Your instructions:
Word for word, quote all of the material, omitting the pictures.
-------- Listed records
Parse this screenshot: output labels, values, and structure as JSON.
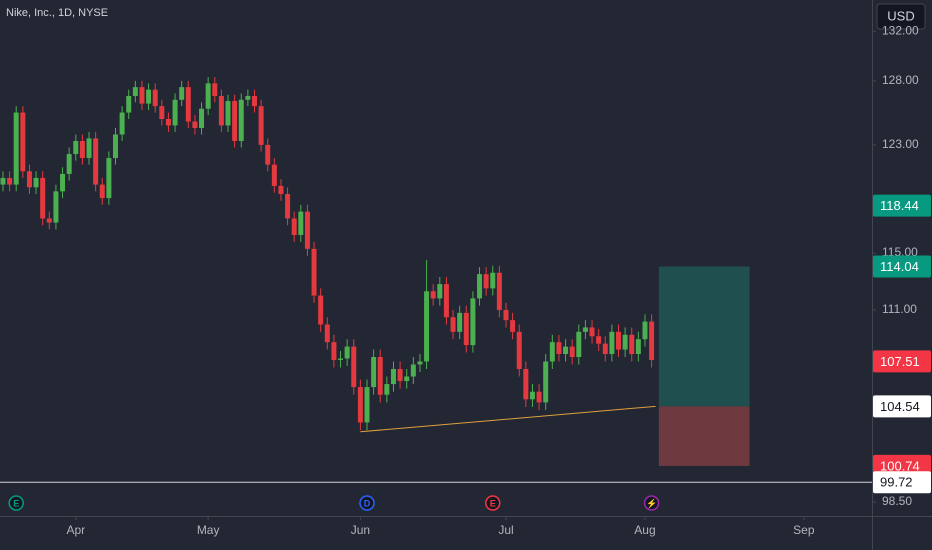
{
  "chart_data": {
    "type": "candlestick",
    "title": "Nike, Inc., 1D, NYSE",
    "currency": "USD",
    "log_scale": true,
    "ylim": [
      97.65,
      134.6
    ],
    "yticks": [
      {
        "value": 132,
        "label": "132.00"
      },
      {
        "value": 128,
        "label": "128.00"
      },
      {
        "value": 123,
        "label": "123.00"
      },
      {
        "value": 115,
        "label": "115.00"
      },
      {
        "value": 111,
        "label": "111.00"
      },
      {
        "value": 98.5,
        "label": "98.50"
      }
    ],
    "xlim": [
      -0.45,
      131.3
    ],
    "xticks": [
      {
        "value": 11,
        "label": "Apr"
      },
      {
        "value": 31,
        "label": "May"
      },
      {
        "value": 54,
        "label": "Jun"
      },
      {
        "value": 76,
        "label": "Jul"
      },
      {
        "value": 97,
        "label": "Aug"
      },
      {
        "value": 121,
        "label": "Sep"
      }
    ],
    "up_color": "#4caf50",
    "down_color": "#e53940",
    "open": [
      120,
      120.5,
      120,
      125.5,
      121,
      119.8,
      120.5,
      117.5,
      117.2,
      119.5,
      120.8,
      122.3,
      123.3,
      122,
      123.5,
      120,
      119,
      122,
      123.8,
      125.5,
      126.8,
      127.5,
      126.2,
      127.3,
      126,
      125,
      124.5,
      126.5,
      127.5,
      124.8,
      124.3,
      125.8,
      127.8,
      126.8,
      124.5,
      126.4,
      123.3,
      126.5,
      126.8,
      126,
      123,
      121.5,
      119.9,
      119.3,
      117.5,
      116.3,
      118,
      115.3,
      112,
      110,
      108.8,
      107.6,
      107.7,
      108.5,
      105.8,
      103.5,
      105.8,
      107.8,
      105.3,
      106,
      107,
      106.2,
      106.5,
      107.3,
      107.5,
      112.3,
      111.8,
      112.8,
      110.5,
      109.5,
      110.8,
      108.6,
      111.8,
      113.5,
      112.5,
      113.6,
      111,
      110.3,
      109.5,
      107,
      105,
      105.5,
      104.8,
      107.5,
      108.8,
      108,
      108.5,
      107.8,
      109.5,
      109.8,
      109.2,
      108.7,
      108,
      109.5,
      108.3,
      109.3,
      108,
      109,
      110.2
    ],
    "high": [
      121,
      121,
      126,
      126,
      121.5,
      121,
      121,
      118,
      120,
      121.3,
      122.8,
      123.8,
      123.8,
      124,
      124,
      120.5,
      122.5,
      124.3,
      126,
      127.3,
      128,
      128,
      127.8,
      127.8,
      126.5,
      125.5,
      127,
      128,
      128,
      125.3,
      126.3,
      128.3,
      128.3,
      127.3,
      126.9,
      126.9,
      127,
      127.3,
      127.3,
      126.5,
      123.5,
      122,
      120.4,
      119.8,
      118,
      118.5,
      118.5,
      115.8,
      112.5,
      110.5,
      109.3,
      108.2,
      109,
      109,
      106.3,
      106.3,
      108.3,
      108.3,
      106.5,
      107.5,
      107.5,
      107,
      107.8,
      108,
      114.5,
      112.8,
      113.3,
      113.3,
      111,
      111.3,
      111.3,
      112.3,
      114,
      114,
      114.1,
      114.1,
      111.5,
      110.8,
      110,
      107.5,
      106,
      106,
      108,
      109.3,
      109.3,
      109,
      109,
      110,
      110.3,
      110.3,
      109.7,
      109.2,
      110,
      110,
      109.8,
      109.8,
      109.5,
      110.7,
      110.7
    ],
    "low": [
      119.5,
      119.5,
      119.5,
      120.5,
      119.3,
      119.3,
      117,
      116.7,
      116.7,
      119,
      120.3,
      121.8,
      121.5,
      121.5,
      119.5,
      118.5,
      118.5,
      121.5,
      123.3,
      125,
      126.3,
      125.7,
      125.7,
      125.5,
      124.5,
      124,
      124,
      126,
      124.3,
      123.8,
      123.8,
      125.3,
      126.3,
      124,
      124,
      122.8,
      122.8,
      126,
      125.5,
      122.5,
      121,
      119.4,
      118.8,
      117,
      115.8,
      115.8,
      114.8,
      111.5,
      109.5,
      108.3,
      107.1,
      107.1,
      107.2,
      105.3,
      103,
      103,
      105.3,
      104.8,
      104.8,
      105.5,
      105.7,
      105.7,
      106,
      106.8,
      107,
      111.3,
      111.3,
      110,
      109,
      109,
      108.1,
      108.1,
      111.3,
      112,
      112,
      110.5,
      109.8,
      109,
      106.5,
      104.5,
      104.5,
      104.3,
      104.3,
      107,
      107.5,
      107.5,
      107.3,
      107.3,
      109,
      108.7,
      108.2,
      107.5,
      107.5,
      107.8,
      107.8,
      107.5,
      107.5,
      108.5,
      107.1
    ],
    "close": [
      120.5,
      120,
      125.5,
      121,
      119.8,
      120.5,
      117.5,
      117.2,
      119.5,
      120.8,
      122.3,
      123.3,
      122,
      123.5,
      120,
      119,
      122,
      123.8,
      125.5,
      126.8,
      127.5,
      126.2,
      127.3,
      126,
      125,
      124.5,
      126.5,
      127.5,
      124.8,
      124.3,
      125.8,
      127.8,
      126.8,
      124.5,
      126.4,
      123.3,
      126.5,
      126.8,
      126,
      123,
      121.5,
      119.9,
      119.3,
      117.5,
      116.3,
      118,
      115.3,
      112,
      110,
      108.8,
      107.6,
      107.7,
      108.5,
      105.8,
      103.5,
      105.8,
      107.8,
      105.3,
      106,
      107,
      106.2,
      106.5,
      107.3,
      107.5,
      112.3,
      111.8,
      112.8,
      110.5,
      109.5,
      110.8,
      108.6,
      111.8,
      113.5,
      112.5,
      113.6,
      111,
      110.3,
      109.5,
      107,
      105,
      105.5,
      104.8,
      107.5,
      108.8,
      108,
      108.5,
      107.8,
      109.5,
      109.8,
      109.2,
      108.7,
      108,
      109.5,
      108.3,
      109.3,
      108,
      109,
      110.2,
      107.6
    ],
    "trendline": {
      "x": [
        54,
        98.6
      ],
      "y": [
        102.9,
        104.54
      ],
      "color": "#e0a040"
    },
    "position": {
      "x": [
        99.1,
        112.8
      ],
      "target": 114.04,
      "entry": 104.54,
      "stop": 100.74,
      "profit_color": "#1f4f4f",
      "loss_color": "#6e3a40"
    },
    "price_labels": [
      {
        "value": 118.44,
        "label": "118.44",
        "color": "#089981",
        "text_color": "#ffffff"
      },
      {
        "value": 114.04,
        "label": "114.04",
        "color": "#089981",
        "text_color": "#ffffff"
      },
      {
        "value": 107.51,
        "label": "107.51",
        "color": "#f23645",
        "text_color": "#ffffff"
      },
      {
        "value": 104.54,
        "label": "104.54",
        "color": "#ffffff",
        "text_color": "#131722"
      },
      {
        "value": 100.74,
        "label": "100.74",
        "color": "#f23645",
        "text_color": "#ffffff"
      },
      {
        "value": 99.72,
        "label": "99.72",
        "color": "#ffffff",
        "text_color": "#131722"
      }
    ],
    "events": [
      {
        "x": 2,
        "label": "E",
        "color": "#089981"
      },
      {
        "x": 55,
        "label": "D",
        "color": "#2962ff"
      },
      {
        "x": 74,
        "label": "E",
        "color": "#f23645"
      },
      {
        "x": 98,
        "label": "⚡",
        "color": "#9c27b0"
      }
    ]
  }
}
----------------
Response for this exercise:
Parse this screenshot: output labels, values, and structure as JSON.
{
  "chart_data": {
    "type": "candlestick",
    "title": "Nike, Inc., 1D, NYSE",
    "currency": "USD",
    "log_scale": true,
    "ylim": [
      97.65,
      134.6
    ],
    "yticks": [
      {
        "value": 132,
        "label": "132.00"
      },
      {
        "value": 128,
        "label": "128.00"
      },
      {
        "value": 123,
        "label": "123.00"
      },
      {
        "value": 115,
        "label": "115.00"
      },
      {
        "value": 111,
        "label": "111.00"
      },
      {
        "value": 98.5,
        "label": "98.50"
      }
    ],
    "xlim": [
      -0.45,
      131.3
    ],
    "xticks": [
      {
        "value": 11,
        "label": "Apr"
      },
      {
        "value": 31,
        "label": "May"
      },
      {
        "value": 54,
        "label": "Jun"
      },
      {
        "value": 76,
        "label": "Jul"
      },
      {
        "value": 97,
        "label": "Aug"
      },
      {
        "value": 121,
        "label": "Sep"
      }
    ],
    "up_color": "#4caf50",
    "down_color": "#e53940",
    "open": [
      120,
      120.5,
      120,
      125.5,
      121,
      119.8,
      120.5,
      117.5,
      117.2,
      119.5,
      120.8,
      122.3,
      123.3,
      122,
      123.5,
      120,
      119,
      122,
      123.8,
      125.5,
      126.8,
      127.5,
      126.2,
      127.3,
      126,
      125,
      124.5,
      126.5,
      127.5,
      124.8,
      124.3,
      125.8,
      127.8,
      126.8,
      124.5,
      126.4,
      123.3,
      126.5,
      126.8,
      126,
      123,
      121.5,
      119.9,
      119.3,
      117.5,
      116.3,
      118,
      115.3,
      112,
      110,
      108.8,
      107.6,
      107.7,
      108.5,
      105.8,
      103.5,
      105.8,
      107.8,
      105.3,
      106,
      107,
      106.2,
      106.5,
      107.3,
      107.5,
      112.3,
      111.8,
      112.8,
      110.5,
      109.5,
      110.8,
      108.6,
      111.8,
      113.5,
      112.5,
      113.6,
      111,
      110.3,
      109.5,
      107,
      105,
      105.5,
      104.8,
      107.5,
      108.8,
      108,
      108.5,
      107.8,
      109.5,
      109.8,
      109.2,
      108.7,
      108,
      109.5,
      108.3,
      109.3,
      108,
      109,
      110.2
    ],
    "high": [
      121,
      121,
      126,
      126,
      121.5,
      121,
      121,
      118,
      120,
      121.3,
      122.8,
      123.8,
      123.8,
      124,
      124,
      120.5,
      122.5,
      124.3,
      126,
      127.3,
      128,
      128,
      127.8,
      127.8,
      126.5,
      125.5,
      127,
      128,
      128,
      125.3,
      126.3,
      128.3,
      128.3,
      127.3,
      126.9,
      126.9,
      127,
      127.3,
      127.3,
      126.5,
      123.5,
      122,
      120.4,
      119.8,
      118,
      118.5,
      118.5,
      115.8,
      112.5,
      110.5,
      109.3,
      108.2,
      109,
      109,
      106.3,
      106.3,
      108.3,
      108.3,
      106.5,
      107.5,
      107.5,
      107,
      107.8,
      108,
      114.5,
      112.8,
      113.3,
      113.3,
      111,
      111.3,
      111.3,
      112.3,
      114,
      114,
      114.1,
      114.1,
      111.5,
      110.8,
      110,
      107.5,
      106,
      106,
      108,
      109.3,
      109.3,
      109,
      109,
      110,
      110.3,
      110.3,
      109.7,
      109.2,
      110,
      110,
      109.8,
      109.8,
      109.5,
      110.7,
      110.7
    ],
    "low": [
      119.5,
      119.5,
      119.5,
      120.5,
      119.3,
      119.3,
      117,
      116.7,
      116.7,
      119,
      120.3,
      121.8,
      121.5,
      121.5,
      119.5,
      118.5,
      118.5,
      121.5,
      123.3,
      125,
      126.3,
      125.7,
      125.7,
      125.5,
      124.5,
      124,
      124,
      126,
      124.3,
      123.8,
      123.8,
      125.3,
      126.3,
      124,
      124,
      122.8,
      122.8,
      126,
      125.5,
      122.5,
      121,
      119.4,
      118.8,
      117,
      115.8,
      115.8,
      114.8,
      111.5,
      109.5,
      108.3,
      107.1,
      107.1,
      107.2,
      105.3,
      103,
      103,
      105.3,
      104.8,
      104.8,
      105.5,
      105.7,
      105.7,
      106,
      106.8,
      107,
      111.3,
      111.3,
      110,
      109,
      109,
      108.1,
      108.1,
      111.3,
      112,
      112,
      110.5,
      109.8,
      109,
      106.5,
      104.5,
      104.5,
      104.3,
      104.3,
      107,
      107.5,
      107.5,
      107.3,
      107.3,
      109,
      108.7,
      108.2,
      107.5,
      107.5,
      107.8,
      107.8,
      107.5,
      107.5,
      108.5,
      107.1
    ],
    "close": [
      120.5,
      120,
      125.5,
      121,
      119.8,
      120.5,
      117.5,
      117.2,
      119.5,
      120.8,
      122.3,
      123.3,
      122,
      123.5,
      120,
      119,
      122,
      123.8,
      125.5,
      126.8,
      127.5,
      126.2,
      127.3,
      126,
      125,
      124.5,
      126.5,
      127.5,
      124.8,
      124.3,
      125.8,
      127.8,
      126.8,
      124.5,
      126.4,
      123.3,
      126.5,
      126.8,
      126,
      123,
      121.5,
      119.9,
      119.3,
      117.5,
      116.3,
      118,
      115.3,
      112,
      110,
      108.8,
      107.6,
      107.7,
      108.5,
      105.8,
      103.5,
      105.8,
      107.8,
      105.3,
      106,
      107,
      106.2,
      106.5,
      107.3,
      107.5,
      112.3,
      111.8,
      112.8,
      110.5,
      109.5,
      110.8,
      108.6,
      111.8,
      113.5,
      112.5,
      113.6,
      111,
      110.3,
      109.5,
      107,
      105,
      105.5,
      104.8,
      107.5,
      108.8,
      108,
      108.5,
      107.8,
      109.5,
      109.8,
      109.2,
      108.7,
      108,
      109.5,
      108.3,
      109.3,
      108,
      109,
      110.2,
      107.6
    ],
    "trendline": {
      "x": [
        54,
        98.6
      ],
      "y": [
        102.9,
        104.54
      ],
      "color": "#e0a040"
    },
    "position": {
      "x": [
        99.1,
        112.8
      ],
      "target": 114.04,
      "entry": 104.54,
      "stop": 100.74,
      "profit_color": "#1f4f4f",
      "loss_color": "#6e3a40"
    },
    "price_labels": [
      {
        "value": 118.44,
        "label": "118.44",
        "color": "#089981",
        "text_color": "#ffffff"
      },
      {
        "value": 114.04,
        "label": "114.04",
        "color": "#089981",
        "text_color": "#ffffff"
      },
      {
        "value": 107.51,
        "label": "107.51",
        "color": "#f23645",
        "text_color": "#ffffff"
      },
      {
        "value": 104.54,
        "label": "104.54",
        "color": "#ffffff",
        "text_color": "#131722"
      },
      {
        "value": 100.74,
        "label": "100.74",
        "color": "#f23645",
        "text_color": "#ffffff"
      },
      {
        "value": 99.72,
        "label": "99.72",
        "color": "#ffffff",
        "text_color": "#131722"
      }
    ],
    "events": [
      {
        "x": 2,
        "label": "E",
        "color": "#089981"
      },
      {
        "x": 55,
        "label": "D",
        "color": "#2962ff"
      },
      {
        "x": 74,
        "label": "E",
        "color": "#f23645"
      },
      {
        "x": 98,
        "label": "⚡",
        "color": "#9c27b0"
      }
    ]
  }
}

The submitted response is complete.